**GIVEN ENTRIES**
------------------------------------------------

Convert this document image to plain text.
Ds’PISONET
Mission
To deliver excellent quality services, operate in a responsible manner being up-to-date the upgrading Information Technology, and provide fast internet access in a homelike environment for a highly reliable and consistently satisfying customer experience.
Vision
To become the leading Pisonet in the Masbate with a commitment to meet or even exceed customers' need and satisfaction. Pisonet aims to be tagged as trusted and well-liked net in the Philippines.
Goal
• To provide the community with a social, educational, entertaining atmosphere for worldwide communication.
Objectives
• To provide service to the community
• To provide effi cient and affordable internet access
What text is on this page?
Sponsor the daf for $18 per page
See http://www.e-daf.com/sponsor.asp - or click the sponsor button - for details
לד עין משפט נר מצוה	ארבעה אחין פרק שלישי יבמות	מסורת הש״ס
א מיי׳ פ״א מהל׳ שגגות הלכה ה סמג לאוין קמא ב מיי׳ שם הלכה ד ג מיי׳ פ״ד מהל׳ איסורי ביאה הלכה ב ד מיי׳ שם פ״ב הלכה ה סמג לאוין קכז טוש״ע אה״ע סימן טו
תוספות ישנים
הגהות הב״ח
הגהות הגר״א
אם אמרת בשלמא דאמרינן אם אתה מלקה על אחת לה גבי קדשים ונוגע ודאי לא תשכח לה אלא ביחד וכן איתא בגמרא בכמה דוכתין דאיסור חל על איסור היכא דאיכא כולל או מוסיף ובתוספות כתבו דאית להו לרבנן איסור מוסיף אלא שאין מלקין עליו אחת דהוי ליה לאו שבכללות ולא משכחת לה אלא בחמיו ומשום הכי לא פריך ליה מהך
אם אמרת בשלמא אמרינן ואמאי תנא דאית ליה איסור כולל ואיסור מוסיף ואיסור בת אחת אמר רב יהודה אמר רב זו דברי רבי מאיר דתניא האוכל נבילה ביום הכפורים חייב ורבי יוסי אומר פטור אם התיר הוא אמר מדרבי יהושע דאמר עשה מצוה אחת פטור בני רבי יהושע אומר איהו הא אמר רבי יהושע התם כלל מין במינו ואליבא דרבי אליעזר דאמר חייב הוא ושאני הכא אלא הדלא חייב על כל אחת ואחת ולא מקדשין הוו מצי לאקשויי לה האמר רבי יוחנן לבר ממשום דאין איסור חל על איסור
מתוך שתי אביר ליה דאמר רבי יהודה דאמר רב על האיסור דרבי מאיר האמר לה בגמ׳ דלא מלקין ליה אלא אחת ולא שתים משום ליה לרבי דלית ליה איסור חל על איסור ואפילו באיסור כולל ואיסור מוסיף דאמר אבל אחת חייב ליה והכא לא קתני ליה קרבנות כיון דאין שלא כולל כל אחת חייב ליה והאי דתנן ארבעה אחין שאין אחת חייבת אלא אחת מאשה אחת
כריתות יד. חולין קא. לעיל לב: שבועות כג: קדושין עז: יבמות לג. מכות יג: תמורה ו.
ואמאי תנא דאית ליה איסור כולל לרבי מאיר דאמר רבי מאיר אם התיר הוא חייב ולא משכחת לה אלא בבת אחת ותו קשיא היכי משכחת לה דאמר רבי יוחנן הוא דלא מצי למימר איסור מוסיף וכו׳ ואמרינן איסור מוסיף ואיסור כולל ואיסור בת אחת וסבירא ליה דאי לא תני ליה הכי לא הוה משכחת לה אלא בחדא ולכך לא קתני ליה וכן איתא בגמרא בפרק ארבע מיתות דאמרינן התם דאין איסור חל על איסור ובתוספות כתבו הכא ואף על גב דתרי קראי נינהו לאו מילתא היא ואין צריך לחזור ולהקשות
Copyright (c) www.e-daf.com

------------------------------------------------

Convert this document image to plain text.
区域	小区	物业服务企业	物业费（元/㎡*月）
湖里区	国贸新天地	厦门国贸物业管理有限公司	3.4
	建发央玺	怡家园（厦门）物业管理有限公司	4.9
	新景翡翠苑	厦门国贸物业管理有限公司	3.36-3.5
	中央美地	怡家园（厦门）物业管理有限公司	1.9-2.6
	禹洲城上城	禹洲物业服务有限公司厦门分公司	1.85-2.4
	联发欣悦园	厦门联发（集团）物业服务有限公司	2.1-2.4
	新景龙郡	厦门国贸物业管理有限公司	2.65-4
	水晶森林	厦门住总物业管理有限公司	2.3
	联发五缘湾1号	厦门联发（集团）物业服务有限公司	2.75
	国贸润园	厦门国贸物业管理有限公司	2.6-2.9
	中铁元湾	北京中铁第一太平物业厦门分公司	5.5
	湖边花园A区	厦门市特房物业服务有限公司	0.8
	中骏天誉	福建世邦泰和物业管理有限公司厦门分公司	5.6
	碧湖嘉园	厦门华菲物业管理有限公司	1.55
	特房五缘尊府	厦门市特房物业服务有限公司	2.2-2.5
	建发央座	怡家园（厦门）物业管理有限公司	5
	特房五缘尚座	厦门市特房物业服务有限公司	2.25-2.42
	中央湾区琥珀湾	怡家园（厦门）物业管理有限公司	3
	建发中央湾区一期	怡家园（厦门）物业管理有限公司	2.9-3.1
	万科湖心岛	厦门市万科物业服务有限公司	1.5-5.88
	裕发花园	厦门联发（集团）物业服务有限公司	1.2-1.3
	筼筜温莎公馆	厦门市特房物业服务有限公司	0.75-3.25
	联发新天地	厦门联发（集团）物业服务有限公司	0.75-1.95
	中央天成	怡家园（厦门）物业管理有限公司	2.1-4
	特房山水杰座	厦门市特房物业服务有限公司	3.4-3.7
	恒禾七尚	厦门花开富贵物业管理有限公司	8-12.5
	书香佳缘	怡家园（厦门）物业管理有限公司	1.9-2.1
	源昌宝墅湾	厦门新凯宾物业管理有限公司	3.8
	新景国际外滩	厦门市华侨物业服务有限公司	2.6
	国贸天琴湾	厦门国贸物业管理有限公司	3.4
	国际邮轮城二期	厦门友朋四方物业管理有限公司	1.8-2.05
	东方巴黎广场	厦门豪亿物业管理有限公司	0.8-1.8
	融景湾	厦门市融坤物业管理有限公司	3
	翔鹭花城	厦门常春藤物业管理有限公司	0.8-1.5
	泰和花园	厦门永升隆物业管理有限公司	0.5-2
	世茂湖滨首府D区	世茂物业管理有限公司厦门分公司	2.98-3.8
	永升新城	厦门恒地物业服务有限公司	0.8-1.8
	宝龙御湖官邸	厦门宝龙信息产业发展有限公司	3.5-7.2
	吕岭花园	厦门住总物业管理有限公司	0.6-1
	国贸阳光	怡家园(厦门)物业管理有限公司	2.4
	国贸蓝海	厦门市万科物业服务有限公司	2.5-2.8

------------------------------------------------

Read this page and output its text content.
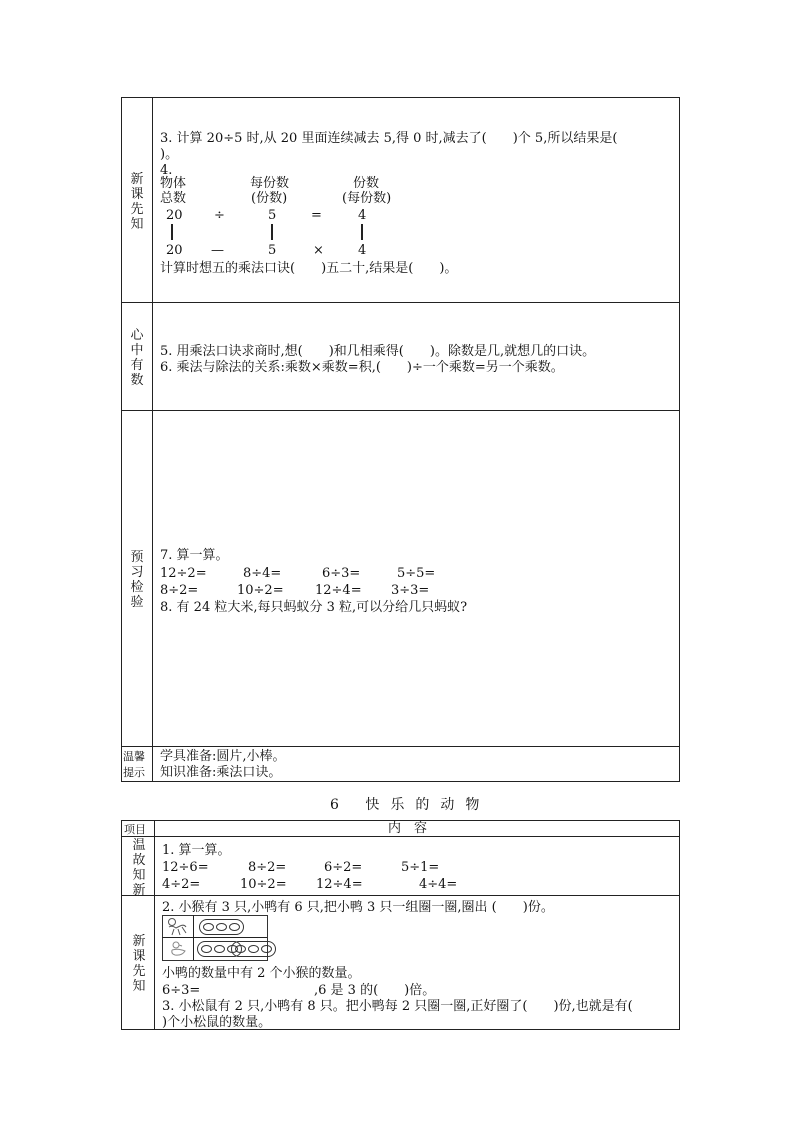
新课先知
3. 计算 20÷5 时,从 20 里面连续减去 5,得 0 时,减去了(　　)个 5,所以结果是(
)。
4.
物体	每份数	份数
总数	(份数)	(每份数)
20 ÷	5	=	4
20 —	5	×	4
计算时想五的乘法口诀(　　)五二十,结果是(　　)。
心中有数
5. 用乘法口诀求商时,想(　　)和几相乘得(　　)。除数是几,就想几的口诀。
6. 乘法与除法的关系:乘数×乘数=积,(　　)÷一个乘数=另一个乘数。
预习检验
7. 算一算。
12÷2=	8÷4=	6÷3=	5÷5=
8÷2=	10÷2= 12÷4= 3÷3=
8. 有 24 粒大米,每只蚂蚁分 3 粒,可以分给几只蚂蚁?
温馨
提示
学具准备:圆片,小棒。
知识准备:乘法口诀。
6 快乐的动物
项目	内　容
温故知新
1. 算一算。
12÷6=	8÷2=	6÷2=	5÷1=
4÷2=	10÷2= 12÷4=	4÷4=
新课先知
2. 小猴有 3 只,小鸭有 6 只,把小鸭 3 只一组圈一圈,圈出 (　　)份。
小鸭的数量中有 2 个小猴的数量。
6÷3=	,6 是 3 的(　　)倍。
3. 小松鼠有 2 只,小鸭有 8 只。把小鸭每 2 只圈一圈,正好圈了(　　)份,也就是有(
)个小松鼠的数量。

------------------------------------------------

**TASK TO COMPLETE**
Using the records above, list each line that includes "internet".

**FINAL RESULT**
To deliver excellent quality services, operate in a responsible manner being up-to-date the upgrading Information Technology, and provide fast internet access in a homelike environment for a highly reliable and consistently satisfying customer experience.
• To provide effi cient and affordable internet access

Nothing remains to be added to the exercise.